**Available records**
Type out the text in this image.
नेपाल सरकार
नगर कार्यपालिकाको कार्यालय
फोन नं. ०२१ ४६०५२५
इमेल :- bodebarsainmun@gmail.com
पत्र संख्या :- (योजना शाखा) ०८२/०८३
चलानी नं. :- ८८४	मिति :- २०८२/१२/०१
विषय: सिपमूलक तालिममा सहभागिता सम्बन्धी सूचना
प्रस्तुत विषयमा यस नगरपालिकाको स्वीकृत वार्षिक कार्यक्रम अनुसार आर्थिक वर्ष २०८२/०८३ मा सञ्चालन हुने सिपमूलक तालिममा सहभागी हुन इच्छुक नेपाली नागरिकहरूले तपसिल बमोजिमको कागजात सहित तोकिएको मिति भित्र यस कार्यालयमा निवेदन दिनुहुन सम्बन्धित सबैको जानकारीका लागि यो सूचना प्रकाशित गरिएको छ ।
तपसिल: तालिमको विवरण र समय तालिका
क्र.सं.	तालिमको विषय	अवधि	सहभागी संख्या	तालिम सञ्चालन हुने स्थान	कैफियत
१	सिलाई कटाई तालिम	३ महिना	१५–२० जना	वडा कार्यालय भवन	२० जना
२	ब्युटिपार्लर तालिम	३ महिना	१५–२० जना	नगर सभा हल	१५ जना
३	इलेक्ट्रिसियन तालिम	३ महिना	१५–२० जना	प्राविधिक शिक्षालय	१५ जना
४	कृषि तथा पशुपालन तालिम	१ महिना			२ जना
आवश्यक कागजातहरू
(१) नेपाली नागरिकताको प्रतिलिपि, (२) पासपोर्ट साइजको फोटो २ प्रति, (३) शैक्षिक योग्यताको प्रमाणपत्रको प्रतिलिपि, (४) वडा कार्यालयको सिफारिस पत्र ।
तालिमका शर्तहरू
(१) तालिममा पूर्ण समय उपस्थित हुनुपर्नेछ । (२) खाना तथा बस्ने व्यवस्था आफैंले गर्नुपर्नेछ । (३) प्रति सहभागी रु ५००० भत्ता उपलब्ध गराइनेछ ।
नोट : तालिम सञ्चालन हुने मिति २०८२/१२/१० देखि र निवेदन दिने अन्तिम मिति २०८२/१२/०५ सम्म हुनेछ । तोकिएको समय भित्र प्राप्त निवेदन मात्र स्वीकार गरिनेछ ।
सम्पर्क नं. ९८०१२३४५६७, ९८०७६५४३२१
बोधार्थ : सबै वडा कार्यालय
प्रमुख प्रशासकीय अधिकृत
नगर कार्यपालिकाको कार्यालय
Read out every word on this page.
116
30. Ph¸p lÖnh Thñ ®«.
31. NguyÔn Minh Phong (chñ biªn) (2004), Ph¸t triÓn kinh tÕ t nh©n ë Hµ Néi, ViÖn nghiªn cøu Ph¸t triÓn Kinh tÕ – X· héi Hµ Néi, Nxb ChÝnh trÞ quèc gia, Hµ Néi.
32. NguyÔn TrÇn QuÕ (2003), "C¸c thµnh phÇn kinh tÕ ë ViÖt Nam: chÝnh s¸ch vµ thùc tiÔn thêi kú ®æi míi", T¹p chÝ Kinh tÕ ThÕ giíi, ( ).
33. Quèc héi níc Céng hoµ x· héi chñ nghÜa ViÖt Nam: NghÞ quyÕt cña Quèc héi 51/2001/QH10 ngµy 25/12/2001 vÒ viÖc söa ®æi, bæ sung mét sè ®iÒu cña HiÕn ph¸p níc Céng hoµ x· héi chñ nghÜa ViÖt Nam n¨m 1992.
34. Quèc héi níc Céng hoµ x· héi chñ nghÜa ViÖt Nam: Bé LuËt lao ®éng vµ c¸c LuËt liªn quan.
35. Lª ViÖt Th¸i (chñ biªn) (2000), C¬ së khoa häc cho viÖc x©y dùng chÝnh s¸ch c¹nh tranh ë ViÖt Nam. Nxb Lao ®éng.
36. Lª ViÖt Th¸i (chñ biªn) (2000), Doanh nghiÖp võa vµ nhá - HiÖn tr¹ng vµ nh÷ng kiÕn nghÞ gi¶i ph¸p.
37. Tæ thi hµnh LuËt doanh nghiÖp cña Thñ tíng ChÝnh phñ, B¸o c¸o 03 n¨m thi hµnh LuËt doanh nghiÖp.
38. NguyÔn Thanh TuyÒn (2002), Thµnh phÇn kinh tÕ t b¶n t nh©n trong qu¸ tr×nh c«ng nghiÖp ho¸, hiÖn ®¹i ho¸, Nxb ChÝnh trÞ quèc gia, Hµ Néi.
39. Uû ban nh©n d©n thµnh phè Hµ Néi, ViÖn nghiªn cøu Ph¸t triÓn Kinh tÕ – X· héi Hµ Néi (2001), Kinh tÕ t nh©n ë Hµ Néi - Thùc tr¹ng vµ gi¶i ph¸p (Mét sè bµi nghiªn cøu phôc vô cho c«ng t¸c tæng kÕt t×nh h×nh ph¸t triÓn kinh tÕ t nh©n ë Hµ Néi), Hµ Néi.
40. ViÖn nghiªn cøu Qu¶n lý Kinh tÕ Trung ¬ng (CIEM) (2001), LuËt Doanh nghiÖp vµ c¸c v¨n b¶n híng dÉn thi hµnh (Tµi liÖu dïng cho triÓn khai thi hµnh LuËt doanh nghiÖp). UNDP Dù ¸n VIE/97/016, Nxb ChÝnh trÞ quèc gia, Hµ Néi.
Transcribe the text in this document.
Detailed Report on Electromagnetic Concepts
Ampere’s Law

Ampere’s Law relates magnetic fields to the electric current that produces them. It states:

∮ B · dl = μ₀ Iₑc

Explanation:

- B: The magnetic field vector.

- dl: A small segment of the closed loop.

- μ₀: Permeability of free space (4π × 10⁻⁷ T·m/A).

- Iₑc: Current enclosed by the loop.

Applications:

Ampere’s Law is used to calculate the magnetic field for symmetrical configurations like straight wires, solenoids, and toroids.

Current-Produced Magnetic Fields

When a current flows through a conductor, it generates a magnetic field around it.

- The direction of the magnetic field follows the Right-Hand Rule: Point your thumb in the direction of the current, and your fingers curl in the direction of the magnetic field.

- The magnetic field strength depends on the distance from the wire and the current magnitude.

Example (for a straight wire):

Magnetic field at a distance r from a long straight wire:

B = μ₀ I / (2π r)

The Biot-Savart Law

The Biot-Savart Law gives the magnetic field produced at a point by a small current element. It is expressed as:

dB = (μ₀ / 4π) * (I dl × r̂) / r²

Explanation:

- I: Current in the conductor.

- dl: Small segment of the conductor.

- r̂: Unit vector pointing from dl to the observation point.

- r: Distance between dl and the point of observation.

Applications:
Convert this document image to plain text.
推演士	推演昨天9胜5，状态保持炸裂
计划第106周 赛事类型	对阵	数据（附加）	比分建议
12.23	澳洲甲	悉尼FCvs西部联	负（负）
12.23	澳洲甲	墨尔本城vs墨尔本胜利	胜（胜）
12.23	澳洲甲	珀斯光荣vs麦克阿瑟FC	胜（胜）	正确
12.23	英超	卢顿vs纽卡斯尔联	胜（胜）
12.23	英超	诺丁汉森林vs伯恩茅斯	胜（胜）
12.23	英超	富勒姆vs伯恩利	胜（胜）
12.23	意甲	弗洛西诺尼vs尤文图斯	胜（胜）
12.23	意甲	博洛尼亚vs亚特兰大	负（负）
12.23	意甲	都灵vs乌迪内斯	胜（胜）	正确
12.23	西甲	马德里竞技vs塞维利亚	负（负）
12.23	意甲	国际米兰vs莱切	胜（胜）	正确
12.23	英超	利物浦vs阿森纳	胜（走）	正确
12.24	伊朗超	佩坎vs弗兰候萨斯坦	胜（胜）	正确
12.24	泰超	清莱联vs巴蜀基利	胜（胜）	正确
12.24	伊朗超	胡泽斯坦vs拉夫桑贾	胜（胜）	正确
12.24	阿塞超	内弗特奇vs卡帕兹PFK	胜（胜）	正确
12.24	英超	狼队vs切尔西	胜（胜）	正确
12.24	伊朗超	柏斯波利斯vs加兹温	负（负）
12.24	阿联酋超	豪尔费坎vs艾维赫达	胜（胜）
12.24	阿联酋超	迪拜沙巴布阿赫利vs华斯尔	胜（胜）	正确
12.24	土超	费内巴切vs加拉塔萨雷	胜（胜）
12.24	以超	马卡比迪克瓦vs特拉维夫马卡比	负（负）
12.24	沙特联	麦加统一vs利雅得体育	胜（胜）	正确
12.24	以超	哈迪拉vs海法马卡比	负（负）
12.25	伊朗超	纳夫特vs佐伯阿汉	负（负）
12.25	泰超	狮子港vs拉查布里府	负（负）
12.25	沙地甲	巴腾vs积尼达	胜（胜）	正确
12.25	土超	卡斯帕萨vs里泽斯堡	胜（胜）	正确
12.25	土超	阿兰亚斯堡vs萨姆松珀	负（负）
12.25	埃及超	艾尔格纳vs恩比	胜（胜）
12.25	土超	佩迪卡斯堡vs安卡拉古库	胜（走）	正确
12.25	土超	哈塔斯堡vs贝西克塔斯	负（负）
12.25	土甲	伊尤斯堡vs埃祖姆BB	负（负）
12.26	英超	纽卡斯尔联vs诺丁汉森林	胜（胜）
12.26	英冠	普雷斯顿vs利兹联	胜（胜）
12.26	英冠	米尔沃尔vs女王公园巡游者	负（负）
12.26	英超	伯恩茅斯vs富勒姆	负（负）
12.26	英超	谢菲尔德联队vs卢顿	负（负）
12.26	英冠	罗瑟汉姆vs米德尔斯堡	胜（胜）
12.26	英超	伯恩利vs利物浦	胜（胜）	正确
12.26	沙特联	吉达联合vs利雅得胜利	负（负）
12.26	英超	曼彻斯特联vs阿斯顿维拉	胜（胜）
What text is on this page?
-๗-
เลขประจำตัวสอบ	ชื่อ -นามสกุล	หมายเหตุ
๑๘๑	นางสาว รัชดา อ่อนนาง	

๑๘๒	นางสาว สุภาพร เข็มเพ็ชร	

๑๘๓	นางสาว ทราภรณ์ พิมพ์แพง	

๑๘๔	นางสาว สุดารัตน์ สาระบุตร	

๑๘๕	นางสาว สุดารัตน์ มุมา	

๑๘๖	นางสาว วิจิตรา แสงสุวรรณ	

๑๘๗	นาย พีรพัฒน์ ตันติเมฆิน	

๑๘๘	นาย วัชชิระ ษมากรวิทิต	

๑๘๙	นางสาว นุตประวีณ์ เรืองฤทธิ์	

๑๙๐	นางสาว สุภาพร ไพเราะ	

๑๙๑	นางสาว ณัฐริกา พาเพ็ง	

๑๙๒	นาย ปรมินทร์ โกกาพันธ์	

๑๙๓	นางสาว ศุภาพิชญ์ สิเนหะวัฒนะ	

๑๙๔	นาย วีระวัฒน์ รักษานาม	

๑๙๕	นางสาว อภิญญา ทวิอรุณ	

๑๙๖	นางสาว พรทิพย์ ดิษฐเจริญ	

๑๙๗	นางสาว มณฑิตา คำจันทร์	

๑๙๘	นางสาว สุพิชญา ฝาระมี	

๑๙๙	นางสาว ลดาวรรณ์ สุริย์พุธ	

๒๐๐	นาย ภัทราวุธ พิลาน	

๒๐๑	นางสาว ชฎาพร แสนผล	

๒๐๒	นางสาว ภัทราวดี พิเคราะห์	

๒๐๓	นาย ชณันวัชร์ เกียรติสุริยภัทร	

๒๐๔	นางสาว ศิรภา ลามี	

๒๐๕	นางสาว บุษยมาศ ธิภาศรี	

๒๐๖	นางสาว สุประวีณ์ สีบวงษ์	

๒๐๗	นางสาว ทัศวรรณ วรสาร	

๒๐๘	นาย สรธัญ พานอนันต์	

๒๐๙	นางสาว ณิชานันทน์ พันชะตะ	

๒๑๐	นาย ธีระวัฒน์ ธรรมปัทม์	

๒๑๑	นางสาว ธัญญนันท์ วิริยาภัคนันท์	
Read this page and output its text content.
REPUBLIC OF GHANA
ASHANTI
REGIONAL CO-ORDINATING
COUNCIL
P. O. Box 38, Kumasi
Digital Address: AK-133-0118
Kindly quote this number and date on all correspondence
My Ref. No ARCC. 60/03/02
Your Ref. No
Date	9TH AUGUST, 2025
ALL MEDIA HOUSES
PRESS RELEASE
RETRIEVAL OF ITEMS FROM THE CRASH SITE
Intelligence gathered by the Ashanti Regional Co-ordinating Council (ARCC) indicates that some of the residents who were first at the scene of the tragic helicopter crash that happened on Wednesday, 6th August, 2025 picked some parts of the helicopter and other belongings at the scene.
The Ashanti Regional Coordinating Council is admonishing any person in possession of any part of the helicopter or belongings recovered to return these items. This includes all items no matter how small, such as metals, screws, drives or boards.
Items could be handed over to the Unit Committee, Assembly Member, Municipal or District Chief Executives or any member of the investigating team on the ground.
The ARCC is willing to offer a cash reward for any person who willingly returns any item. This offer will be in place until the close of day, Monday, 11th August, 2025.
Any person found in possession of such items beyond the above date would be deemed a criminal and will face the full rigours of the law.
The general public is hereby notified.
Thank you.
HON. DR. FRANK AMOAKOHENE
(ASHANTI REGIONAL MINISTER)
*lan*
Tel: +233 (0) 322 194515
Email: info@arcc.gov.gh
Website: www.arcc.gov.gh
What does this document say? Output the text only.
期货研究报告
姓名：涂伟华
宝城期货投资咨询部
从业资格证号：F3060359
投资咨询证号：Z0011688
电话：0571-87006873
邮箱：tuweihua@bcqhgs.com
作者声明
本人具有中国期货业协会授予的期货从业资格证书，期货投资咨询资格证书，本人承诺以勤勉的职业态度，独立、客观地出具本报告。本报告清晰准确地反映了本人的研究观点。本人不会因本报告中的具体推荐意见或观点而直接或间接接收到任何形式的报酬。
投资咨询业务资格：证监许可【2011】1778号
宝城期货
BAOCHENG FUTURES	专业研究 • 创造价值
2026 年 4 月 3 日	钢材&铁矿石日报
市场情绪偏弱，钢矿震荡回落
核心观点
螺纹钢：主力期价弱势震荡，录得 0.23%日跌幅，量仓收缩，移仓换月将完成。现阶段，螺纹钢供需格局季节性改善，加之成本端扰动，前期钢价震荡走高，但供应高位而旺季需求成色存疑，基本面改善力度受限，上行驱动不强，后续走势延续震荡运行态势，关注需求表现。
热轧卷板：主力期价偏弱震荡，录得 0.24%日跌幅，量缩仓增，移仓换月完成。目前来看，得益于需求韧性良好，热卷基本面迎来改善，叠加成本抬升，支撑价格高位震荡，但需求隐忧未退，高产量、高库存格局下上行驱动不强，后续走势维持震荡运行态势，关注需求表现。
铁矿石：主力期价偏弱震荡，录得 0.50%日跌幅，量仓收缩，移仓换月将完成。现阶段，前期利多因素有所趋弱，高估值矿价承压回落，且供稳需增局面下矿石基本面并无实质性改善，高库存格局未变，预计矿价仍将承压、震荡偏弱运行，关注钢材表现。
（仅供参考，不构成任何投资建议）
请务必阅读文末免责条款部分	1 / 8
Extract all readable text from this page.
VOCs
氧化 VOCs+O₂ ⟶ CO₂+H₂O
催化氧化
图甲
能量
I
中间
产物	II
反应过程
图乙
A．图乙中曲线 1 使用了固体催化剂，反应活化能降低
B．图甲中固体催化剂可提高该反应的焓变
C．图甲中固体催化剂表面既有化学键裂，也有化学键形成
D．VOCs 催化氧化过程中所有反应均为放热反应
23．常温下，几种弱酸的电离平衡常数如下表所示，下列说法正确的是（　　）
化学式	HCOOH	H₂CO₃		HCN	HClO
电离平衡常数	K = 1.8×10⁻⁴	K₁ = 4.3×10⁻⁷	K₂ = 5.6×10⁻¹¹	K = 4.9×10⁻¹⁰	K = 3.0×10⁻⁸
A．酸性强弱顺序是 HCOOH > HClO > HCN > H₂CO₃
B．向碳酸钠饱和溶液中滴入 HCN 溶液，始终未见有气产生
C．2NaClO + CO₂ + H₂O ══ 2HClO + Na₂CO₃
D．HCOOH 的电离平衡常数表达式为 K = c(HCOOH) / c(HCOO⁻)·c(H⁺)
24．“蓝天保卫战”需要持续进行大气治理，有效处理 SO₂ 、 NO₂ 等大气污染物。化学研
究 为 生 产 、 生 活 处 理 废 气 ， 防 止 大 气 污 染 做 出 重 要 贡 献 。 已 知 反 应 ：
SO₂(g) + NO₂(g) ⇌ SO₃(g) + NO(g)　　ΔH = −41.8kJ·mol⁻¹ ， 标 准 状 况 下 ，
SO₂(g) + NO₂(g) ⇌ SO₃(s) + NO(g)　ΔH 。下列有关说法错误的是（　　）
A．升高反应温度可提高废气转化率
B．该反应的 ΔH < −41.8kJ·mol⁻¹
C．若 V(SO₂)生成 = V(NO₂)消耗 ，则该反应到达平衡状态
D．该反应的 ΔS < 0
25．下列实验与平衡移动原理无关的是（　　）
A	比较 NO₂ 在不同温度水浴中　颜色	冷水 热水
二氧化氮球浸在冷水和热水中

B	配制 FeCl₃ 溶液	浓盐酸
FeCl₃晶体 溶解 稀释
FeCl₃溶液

**Task details**
Pick out each line containing the string "page" and copy it.

**Problem solution**
Read out every word on this page.
What text is on this page?
Read this page and output its text content.
Extract all readable text from this page.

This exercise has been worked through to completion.